**What you will do:** Show all lines of the listing that hold the word "this".

-- START OF Given entries --

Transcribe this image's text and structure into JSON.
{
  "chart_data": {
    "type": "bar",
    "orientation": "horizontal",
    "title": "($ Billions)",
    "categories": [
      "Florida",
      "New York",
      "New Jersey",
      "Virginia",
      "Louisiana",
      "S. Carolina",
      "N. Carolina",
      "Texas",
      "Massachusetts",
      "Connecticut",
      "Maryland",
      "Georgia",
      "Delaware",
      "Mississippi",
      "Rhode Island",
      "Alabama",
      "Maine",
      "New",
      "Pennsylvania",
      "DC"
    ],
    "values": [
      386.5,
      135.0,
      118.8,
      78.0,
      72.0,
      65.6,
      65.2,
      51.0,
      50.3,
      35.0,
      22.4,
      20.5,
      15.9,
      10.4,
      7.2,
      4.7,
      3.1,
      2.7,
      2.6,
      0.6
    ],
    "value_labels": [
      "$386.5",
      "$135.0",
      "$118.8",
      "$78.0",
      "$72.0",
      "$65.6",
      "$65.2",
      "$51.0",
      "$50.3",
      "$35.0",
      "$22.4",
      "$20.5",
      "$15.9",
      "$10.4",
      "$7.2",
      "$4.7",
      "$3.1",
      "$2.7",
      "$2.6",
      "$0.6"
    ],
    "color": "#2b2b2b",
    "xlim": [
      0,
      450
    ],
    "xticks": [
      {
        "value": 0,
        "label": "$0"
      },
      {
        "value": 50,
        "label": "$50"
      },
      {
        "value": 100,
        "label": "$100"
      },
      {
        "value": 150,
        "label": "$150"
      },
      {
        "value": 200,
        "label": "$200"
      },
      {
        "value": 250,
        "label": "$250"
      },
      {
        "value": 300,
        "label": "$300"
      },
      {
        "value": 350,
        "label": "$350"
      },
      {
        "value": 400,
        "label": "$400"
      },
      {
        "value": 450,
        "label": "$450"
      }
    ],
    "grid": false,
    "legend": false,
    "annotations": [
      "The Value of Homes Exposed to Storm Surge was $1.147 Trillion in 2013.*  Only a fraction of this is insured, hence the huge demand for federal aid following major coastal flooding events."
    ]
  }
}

-- END OF Given entries --

**Exercise response:**
Transcribe this image's text and structure into JSON.
      "The Value of Homes Exposed to Storm Surge was $1.147 Trillion in 2013.*  Only a fraction of this is insured, hence the huge demand for federal aid following major coastal flooding events."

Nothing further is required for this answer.